INSTRUCTIONS TO FOLLOW ▸
Each entry below must be repeated word for word.

───

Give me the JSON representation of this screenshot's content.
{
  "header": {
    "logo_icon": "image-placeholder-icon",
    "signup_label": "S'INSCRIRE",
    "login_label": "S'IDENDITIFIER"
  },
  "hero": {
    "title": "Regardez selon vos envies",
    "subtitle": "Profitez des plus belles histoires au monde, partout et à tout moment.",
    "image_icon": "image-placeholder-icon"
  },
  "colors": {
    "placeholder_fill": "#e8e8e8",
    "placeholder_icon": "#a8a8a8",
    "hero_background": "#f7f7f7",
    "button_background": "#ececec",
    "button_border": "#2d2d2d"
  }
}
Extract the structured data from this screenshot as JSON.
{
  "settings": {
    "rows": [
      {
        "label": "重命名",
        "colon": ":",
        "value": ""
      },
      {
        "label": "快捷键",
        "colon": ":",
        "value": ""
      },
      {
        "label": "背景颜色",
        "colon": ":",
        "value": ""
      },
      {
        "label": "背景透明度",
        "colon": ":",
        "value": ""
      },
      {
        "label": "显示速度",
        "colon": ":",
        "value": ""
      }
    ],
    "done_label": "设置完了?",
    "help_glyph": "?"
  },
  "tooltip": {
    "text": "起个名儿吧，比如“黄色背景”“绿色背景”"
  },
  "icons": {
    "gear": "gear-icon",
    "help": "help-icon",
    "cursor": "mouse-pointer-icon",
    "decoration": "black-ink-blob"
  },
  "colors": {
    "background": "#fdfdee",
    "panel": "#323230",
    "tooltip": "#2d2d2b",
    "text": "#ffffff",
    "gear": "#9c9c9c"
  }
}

───

SOLUTION ▸
Give me the JSON representation of this screenshot's content.
{
  "header": {
    "logo_icon": "image-placeholder-icon",
    "signup_label": "S'INSCRIRE",
    "login_label": "S'IDENDITIFIER"
  },
  "hero": {
    "title": "Regardez selon vos envies",
    "subtitle": "Profitez des plus belles histoires au monde, partout et à tout moment.",
    "image_icon": "image-placeholder-icon"
  },
  "colors": {
    "placeholder_fill": "#e8e8e8",
    "placeholder_icon": "#a8a8a8",
    "hero_background": "#f7f7f7",
    "button_background": "#ececec",
    "button_border": "#2d2d2d"
  }
}
Extract the structured data from this screenshot as JSON.
{
  "settings": {
    "rows": [
      {
        "label": "重命名",
        "colon": ":",
        "value": ""
      },
      {
        "label": "快捷键",
        "colon": ":",
        "value": ""
      },
      {
        "label": "背景颜色",
        "colon": ":",
        "value": ""
      },
      {
        "label": "背景透明度",
        "colon": ":",
        "value": ""
      },
      {
        "label": "显示速度",
        "colon": ":",
        "value": ""
      }
    ],
    "done_label": "设置完了?",
    "help_glyph": "?"
  },
  "tooltip": {
    "text": "起个名儿吧，比如“黄色背景”“绿色背景”"
  },
  "icons": {
    "gear": "gear-icon",
    "help": "help-icon",
    "cursor": "mouse-pointer-icon",
    "decoration": "black-ink-blob"
  },
  "colors": {
    "background": "#fdfdee",
    "panel": "#323230",
    "tooltip": "#2d2d2b",
    "text": "#ffffff",
    "gear": "#9c9c9c"
  }
}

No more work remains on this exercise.